SHORT TASK —
Locate the word "molar" in the material, then show every line that holds it.

Collection entries —
◇ ◇ ◇ ◇ ◇

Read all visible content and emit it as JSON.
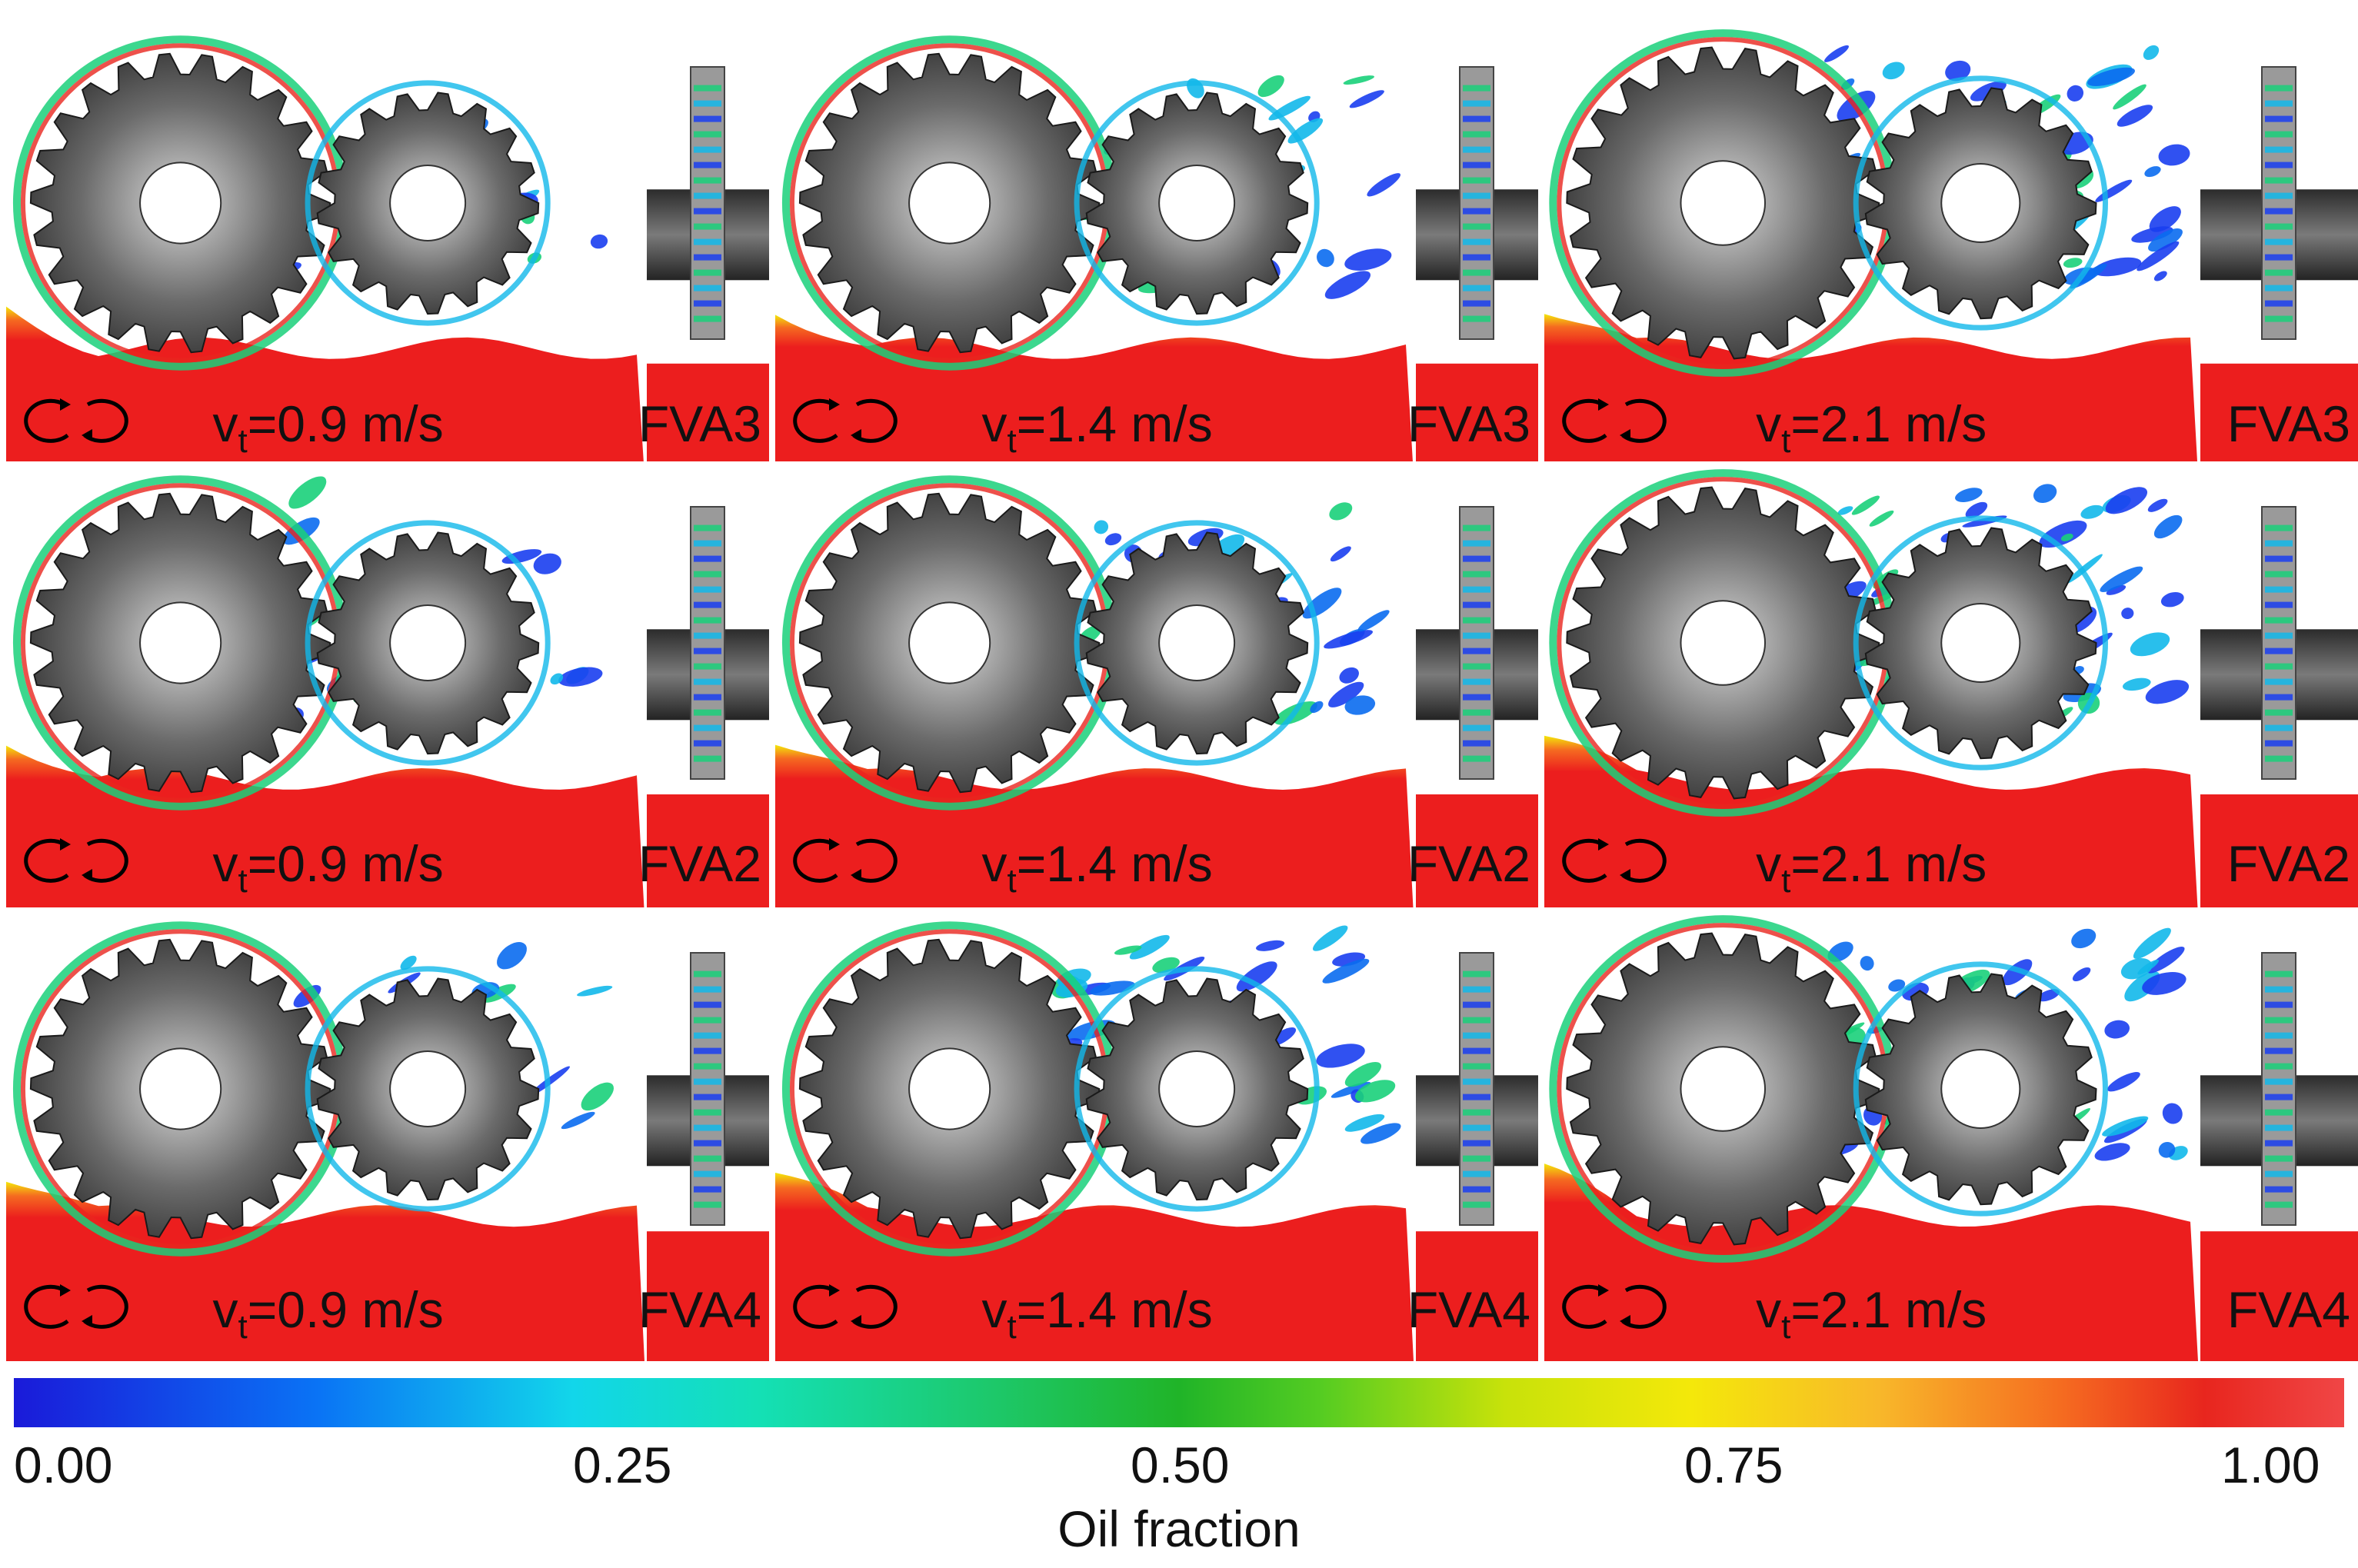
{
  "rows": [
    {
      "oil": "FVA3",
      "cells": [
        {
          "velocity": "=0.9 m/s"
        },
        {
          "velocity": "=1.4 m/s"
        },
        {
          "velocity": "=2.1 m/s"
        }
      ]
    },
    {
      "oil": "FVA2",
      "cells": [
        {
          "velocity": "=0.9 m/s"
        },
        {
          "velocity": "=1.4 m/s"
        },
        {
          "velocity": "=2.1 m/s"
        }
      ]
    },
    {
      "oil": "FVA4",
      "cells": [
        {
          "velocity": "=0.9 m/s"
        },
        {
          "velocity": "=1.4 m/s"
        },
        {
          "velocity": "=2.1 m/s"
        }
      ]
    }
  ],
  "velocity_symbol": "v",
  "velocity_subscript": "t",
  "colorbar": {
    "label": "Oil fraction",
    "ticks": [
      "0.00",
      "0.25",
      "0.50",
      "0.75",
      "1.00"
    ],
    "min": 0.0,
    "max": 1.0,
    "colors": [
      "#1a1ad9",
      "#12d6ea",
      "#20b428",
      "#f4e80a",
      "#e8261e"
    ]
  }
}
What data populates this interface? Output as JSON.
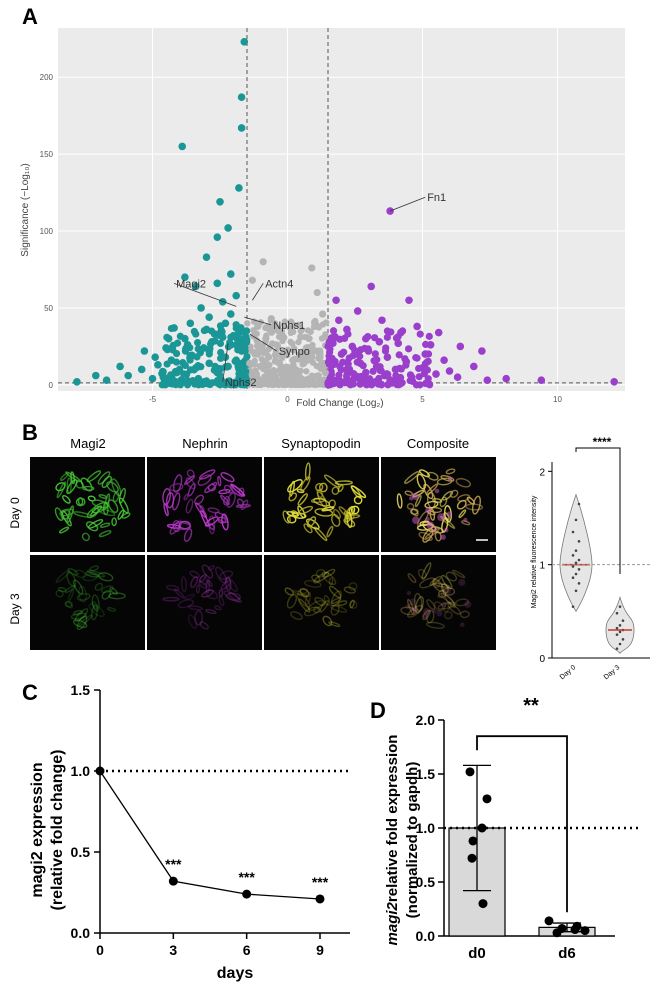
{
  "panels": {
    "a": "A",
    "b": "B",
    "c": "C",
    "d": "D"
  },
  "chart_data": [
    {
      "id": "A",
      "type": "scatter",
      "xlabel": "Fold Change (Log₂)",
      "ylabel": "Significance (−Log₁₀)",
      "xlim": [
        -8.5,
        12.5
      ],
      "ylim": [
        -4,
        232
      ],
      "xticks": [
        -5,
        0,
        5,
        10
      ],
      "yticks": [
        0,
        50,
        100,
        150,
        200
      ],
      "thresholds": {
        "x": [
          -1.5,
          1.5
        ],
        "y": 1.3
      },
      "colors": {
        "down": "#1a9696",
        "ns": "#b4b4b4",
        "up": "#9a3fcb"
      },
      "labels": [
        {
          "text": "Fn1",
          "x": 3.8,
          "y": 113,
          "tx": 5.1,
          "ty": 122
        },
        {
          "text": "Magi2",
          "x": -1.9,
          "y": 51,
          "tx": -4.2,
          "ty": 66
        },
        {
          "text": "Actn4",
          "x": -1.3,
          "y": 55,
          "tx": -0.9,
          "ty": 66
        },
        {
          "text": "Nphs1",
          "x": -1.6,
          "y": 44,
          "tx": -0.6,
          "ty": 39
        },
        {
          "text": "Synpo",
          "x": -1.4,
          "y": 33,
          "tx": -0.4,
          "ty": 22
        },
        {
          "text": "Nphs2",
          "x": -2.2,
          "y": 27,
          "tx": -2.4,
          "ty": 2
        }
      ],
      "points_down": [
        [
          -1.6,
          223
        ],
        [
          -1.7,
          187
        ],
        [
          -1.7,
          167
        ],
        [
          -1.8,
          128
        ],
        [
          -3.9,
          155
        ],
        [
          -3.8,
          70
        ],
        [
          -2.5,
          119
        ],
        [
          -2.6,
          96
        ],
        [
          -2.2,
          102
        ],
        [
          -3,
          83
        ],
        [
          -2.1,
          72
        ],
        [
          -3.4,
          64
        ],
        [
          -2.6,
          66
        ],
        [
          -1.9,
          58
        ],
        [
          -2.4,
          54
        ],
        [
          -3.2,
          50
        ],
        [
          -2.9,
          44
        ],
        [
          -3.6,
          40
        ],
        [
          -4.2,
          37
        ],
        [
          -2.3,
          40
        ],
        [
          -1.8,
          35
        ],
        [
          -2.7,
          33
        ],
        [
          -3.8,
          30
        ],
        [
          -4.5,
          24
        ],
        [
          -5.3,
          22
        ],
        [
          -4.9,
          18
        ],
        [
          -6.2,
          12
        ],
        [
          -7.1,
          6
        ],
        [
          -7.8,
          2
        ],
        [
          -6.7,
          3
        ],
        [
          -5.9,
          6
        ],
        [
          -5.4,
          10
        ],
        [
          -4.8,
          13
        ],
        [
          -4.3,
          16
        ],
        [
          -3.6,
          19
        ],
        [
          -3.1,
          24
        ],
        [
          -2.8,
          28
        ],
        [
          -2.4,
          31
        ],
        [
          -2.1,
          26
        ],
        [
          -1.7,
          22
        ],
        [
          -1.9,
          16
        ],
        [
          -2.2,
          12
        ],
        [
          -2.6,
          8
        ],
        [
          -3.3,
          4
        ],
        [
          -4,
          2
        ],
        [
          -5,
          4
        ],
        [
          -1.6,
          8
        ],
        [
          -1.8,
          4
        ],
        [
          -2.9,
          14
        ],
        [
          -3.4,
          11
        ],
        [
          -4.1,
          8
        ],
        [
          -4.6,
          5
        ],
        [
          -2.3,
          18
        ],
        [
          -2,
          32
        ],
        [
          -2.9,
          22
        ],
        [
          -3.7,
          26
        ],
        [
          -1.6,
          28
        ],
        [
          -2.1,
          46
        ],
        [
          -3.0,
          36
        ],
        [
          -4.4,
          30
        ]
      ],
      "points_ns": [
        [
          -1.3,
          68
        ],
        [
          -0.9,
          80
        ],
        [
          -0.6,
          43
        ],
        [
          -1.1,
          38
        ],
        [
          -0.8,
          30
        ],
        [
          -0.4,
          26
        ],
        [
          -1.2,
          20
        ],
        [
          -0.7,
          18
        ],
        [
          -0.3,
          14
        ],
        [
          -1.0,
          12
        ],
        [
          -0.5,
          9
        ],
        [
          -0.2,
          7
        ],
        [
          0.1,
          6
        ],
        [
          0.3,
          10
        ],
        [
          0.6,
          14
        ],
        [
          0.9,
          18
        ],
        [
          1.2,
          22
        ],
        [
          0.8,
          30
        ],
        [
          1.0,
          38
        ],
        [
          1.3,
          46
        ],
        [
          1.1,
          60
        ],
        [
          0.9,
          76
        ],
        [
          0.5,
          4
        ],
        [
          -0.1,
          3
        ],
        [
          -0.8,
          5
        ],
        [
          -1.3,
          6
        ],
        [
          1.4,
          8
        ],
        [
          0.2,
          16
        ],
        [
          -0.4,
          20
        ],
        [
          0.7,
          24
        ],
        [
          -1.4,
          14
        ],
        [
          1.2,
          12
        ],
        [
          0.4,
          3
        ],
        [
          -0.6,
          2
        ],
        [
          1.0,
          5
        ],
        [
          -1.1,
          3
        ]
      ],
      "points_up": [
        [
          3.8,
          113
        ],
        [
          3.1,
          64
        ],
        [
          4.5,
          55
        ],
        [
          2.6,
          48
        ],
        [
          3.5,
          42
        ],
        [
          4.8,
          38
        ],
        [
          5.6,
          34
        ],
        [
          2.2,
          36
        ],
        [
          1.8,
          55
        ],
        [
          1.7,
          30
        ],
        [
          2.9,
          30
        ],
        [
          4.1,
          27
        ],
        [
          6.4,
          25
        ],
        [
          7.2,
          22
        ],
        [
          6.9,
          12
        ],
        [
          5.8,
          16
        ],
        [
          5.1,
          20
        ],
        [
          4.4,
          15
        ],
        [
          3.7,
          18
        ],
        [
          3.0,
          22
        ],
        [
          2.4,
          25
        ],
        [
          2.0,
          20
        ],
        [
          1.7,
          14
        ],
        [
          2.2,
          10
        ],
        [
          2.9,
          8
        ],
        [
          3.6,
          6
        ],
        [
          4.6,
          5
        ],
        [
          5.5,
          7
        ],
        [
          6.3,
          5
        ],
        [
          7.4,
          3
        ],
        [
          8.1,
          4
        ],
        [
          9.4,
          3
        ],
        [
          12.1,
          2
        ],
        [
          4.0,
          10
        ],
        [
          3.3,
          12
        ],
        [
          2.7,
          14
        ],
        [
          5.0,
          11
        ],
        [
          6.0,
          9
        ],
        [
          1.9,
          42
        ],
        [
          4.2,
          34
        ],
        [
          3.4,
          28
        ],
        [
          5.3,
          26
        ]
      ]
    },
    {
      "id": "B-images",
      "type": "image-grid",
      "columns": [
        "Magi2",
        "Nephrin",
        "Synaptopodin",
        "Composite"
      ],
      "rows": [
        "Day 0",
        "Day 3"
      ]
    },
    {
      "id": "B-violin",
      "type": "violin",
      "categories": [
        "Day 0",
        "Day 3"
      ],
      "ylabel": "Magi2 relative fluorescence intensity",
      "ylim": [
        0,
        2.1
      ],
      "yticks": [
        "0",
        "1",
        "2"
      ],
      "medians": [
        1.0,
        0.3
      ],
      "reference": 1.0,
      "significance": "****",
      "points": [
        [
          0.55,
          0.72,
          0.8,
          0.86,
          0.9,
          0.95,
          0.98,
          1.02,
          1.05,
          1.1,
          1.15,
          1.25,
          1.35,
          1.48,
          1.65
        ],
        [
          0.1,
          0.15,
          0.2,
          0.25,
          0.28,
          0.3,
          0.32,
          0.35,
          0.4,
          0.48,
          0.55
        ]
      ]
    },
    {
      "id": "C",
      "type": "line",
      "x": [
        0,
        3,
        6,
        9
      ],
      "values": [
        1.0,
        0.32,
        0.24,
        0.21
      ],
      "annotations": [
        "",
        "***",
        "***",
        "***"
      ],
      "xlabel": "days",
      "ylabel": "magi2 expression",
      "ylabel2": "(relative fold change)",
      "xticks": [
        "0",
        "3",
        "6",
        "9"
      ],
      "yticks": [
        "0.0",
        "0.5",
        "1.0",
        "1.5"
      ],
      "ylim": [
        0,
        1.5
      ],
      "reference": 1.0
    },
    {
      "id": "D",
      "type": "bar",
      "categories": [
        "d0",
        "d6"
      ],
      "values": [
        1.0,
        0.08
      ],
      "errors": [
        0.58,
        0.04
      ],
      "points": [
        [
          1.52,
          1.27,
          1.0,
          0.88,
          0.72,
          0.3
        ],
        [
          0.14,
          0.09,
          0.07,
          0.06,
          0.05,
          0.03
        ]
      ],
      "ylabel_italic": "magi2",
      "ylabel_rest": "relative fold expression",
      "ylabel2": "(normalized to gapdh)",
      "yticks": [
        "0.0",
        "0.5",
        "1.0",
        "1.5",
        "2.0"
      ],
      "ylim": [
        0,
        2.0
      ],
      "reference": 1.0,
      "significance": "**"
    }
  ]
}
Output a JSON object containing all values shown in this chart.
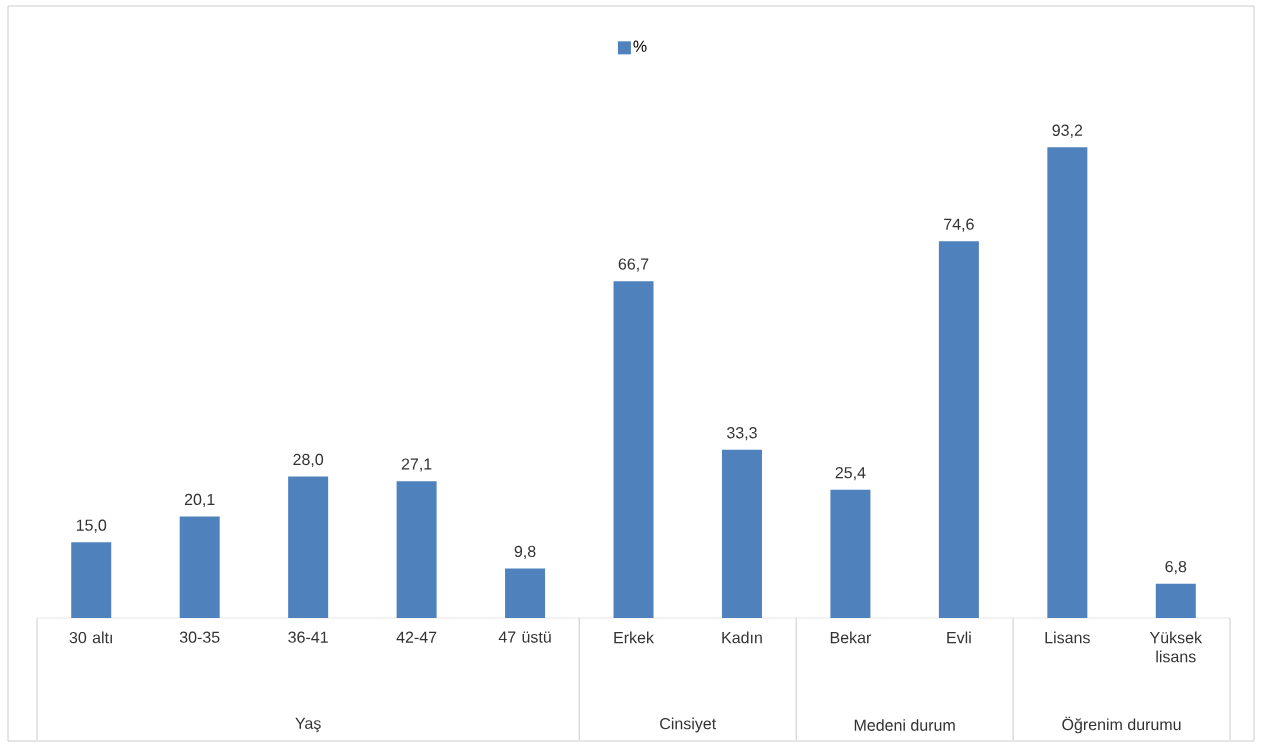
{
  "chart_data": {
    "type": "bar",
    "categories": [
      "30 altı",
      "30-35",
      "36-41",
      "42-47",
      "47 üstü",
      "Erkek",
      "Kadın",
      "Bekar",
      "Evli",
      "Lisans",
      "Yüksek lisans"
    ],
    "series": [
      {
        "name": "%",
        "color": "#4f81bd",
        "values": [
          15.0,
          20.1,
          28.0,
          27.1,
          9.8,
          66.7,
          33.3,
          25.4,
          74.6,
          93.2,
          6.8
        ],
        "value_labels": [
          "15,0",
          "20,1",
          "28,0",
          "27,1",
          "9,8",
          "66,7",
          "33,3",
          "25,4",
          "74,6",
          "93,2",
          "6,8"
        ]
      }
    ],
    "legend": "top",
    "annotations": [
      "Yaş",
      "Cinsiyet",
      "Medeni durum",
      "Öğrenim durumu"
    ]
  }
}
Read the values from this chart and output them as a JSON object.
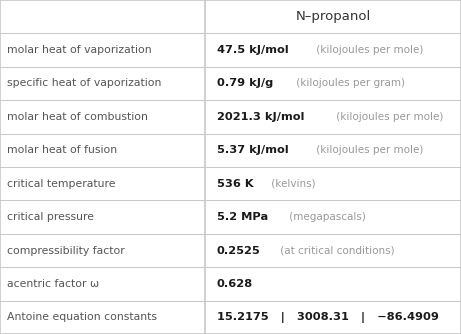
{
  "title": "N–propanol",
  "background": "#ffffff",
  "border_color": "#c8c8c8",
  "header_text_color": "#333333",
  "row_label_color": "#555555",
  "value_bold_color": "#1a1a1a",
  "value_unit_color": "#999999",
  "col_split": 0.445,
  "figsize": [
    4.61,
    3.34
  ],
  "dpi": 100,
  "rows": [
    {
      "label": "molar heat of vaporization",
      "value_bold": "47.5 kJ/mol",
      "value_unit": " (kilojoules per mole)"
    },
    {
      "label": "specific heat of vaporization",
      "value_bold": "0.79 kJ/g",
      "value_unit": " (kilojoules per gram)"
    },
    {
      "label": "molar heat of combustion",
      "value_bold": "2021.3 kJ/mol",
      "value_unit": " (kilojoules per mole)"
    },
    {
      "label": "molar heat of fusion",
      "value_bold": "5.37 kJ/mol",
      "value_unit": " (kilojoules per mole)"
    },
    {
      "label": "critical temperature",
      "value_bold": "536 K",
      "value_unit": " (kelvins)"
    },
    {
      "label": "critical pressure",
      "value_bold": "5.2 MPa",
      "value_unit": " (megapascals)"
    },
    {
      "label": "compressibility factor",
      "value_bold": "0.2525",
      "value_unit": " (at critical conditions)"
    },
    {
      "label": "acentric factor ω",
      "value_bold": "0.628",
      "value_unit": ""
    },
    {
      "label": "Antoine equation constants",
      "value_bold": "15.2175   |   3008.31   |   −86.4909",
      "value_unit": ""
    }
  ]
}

◇ ◇ ◇ ◇ ◇

ANSWER BELOW —
      "label": "molar heat of vaporization",
      "label": "molar heat of combustion",
      "label": "molar heat of fusion",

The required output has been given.